WHAT THE EXERCISE ASKS: What follows is a set of records; repeat all of them exactly.

::::::

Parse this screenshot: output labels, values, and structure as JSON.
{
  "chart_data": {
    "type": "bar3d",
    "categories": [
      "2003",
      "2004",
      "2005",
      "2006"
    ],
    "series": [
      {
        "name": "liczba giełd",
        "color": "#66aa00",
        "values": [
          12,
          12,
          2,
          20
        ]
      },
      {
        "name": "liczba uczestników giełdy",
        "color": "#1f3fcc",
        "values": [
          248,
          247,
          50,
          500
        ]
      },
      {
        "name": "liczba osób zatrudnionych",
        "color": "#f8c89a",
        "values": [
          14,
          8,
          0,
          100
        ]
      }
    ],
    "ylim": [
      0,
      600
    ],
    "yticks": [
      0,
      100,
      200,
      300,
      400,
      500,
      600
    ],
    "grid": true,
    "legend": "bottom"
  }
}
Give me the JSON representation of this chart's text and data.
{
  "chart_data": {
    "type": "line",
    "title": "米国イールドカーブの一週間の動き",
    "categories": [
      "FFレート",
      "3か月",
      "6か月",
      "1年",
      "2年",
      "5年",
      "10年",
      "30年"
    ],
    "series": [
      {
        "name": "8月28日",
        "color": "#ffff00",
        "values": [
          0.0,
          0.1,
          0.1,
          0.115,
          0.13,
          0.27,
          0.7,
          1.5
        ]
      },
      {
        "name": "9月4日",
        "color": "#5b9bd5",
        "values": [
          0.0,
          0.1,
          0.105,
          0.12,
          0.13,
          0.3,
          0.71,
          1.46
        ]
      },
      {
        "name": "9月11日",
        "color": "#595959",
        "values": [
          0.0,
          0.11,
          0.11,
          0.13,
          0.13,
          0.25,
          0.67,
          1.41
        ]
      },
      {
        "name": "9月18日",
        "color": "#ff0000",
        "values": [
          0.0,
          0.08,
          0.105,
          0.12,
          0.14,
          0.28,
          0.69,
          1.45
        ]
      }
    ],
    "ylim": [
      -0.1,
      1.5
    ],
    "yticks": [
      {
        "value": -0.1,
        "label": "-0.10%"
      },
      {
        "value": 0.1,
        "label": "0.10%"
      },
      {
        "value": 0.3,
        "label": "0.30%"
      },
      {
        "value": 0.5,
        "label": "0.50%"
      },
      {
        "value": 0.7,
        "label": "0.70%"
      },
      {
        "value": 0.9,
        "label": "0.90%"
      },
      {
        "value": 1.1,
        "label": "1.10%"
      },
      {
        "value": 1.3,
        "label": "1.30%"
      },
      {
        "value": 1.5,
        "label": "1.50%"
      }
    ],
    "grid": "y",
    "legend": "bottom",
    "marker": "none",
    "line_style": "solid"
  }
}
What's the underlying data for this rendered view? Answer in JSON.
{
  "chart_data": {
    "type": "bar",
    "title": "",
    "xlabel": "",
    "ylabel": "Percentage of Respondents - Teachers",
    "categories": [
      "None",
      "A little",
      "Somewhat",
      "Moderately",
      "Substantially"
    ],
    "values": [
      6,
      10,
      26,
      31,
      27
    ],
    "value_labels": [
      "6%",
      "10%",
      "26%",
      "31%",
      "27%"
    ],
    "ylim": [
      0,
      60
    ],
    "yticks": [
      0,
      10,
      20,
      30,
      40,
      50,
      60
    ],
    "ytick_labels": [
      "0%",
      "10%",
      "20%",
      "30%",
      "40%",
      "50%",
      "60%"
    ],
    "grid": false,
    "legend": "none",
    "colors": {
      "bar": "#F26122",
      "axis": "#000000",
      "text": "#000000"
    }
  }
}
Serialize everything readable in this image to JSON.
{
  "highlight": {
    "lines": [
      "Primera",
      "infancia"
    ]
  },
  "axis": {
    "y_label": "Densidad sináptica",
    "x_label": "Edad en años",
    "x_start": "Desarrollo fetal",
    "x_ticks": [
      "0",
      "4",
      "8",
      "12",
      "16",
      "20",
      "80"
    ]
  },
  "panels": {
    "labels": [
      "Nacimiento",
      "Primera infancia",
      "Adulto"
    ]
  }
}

::::::

EXERCISE RESULT:
Parse this screenshot: output labels, values, and structure as JSON.
{
  "chart_data": {
    "type": "bar3d",
    "categories": [
      "2003",
      "2004",
      "2005",
      "2006"
    ],
    "series": [
      {
        "name": "liczba giełd",
        "color": "#66aa00",
        "values": [
          12,
          12,
          2,
          20
        ]
      },
      {
        "name": "liczba uczestników giełdy",
        "color": "#1f3fcc",
        "values": [
          248,
          247,
          50,
          500
        ]
      },
      {
        "name": "liczba osób zatrudnionych",
        "color": "#f8c89a",
        "values": [
          14,
          8,
          0,
          100
        ]
      }
    ],
    "ylim": [
      0,
      600
    ],
    "yticks": [
      0,
      100,
      200,
      300,
      400,
      500,
      600
    ],
    "grid": true,
    "legend": "bottom"
  }
}
Give me the JSON representation of this chart's text and data.
{
  "chart_data": {
    "type": "line",
    "title": "米国イールドカーブの一週間の動き",
    "categories": [
      "FFレート",
      "3か月",
      "6か月",
      "1年",
      "2年",
      "5年",
      "10年",
      "30年"
    ],
    "series": [
      {
        "name": "8月28日",
        "color": "#ffff00",
        "values": [
          0.0,
          0.1,
          0.1,
          0.115,
          0.13,
          0.27,
          0.7,
          1.5
        ]
      },
      {
        "name": "9月4日",
        "color": "#5b9bd5",
        "values": [
          0.0,
          0.1,
          0.105,
          0.12,
          0.13,
          0.3,
          0.71,
          1.46
        ]
      },
      {
        "name": "9月11日",
        "color": "#595959",
        "values": [
          0.0,
          0.11,
          0.11,
          0.13,
          0.13,
          0.25,
          0.67,
          1.41
        ]
      },
      {
        "name": "9月18日",
        "color": "#ff0000",
        "values": [
          0.0,
          0.08,
          0.105,
          0.12,
          0.14,
          0.28,
          0.69,
          1.45
        ]
      }
    ],
    "ylim": [
      -0.1,
      1.5
    ],
    "yticks": [
      {
        "value": -0.1,
        "label": "-0.10%"
      },
      {
        "value": 0.1,
        "label": "0.10%"
      },
      {
        "value": 0.3,
        "label": "0.30%"
      },
      {
        "value": 0.5,
        "label": "0.50%"
      },
      {
        "value": 0.7,
        "label": "0.70%"
      },
      {
        "value": 0.9,
        "label": "0.90%"
      },
      {
        "value": 1.1,
        "label": "1.10%"
      },
      {
        "value": 1.3,
        "label": "1.30%"
      },
      {
        "value": 1.5,
        "label": "1.50%"
      }
    ],
    "grid": "y",
    "legend": "bottom",
    "marker": "none",
    "line_style": "solid"
  }
}
What's the underlying data for this rendered view? Answer in JSON.
{
  "chart_data": {
    "type": "bar",
    "title": "",
    "xlabel": "",
    "ylabel": "Percentage of Respondents - Teachers",
    "categories": [
      "None",
      "A little",
      "Somewhat",
      "Moderately",
      "Substantially"
    ],
    "values": [
      6,
      10,
      26,
      31,
      27
    ],
    "value_labels": [
      "6%",
      "10%",
      "26%",
      "31%",
      "27%"
    ],
    "ylim": [
      0,
      60
    ],
    "yticks": [
      0,
      10,
      20,
      30,
      40,
      50,
      60
    ],
    "ytick_labels": [
      "0%",
      "10%",
      "20%",
      "30%",
      "40%",
      "50%",
      "60%"
    ],
    "grid": false,
    "legend": "none",
    "colors": {
      "bar": "#F26122",
      "axis": "#000000",
      "text": "#000000"
    }
  }
}
Serialize everything readable in this image to JSON.
{
  "highlight": {
    "lines": [
      "Primera",
      "infancia"
    ]
  },
  "axis": {
    "y_label": "Densidad sináptica",
    "x_label": "Edad en años",
    "x_start": "Desarrollo fetal",
    "x_ticks": [
      "0",
      "4",
      "8",
      "12",
      "16",
      "20",
      "80"
    ]
  },
  "panels": {
    "labels": [
      "Nacimiento",
      "Primera infancia",
      "Adulto"
    ]
  }
}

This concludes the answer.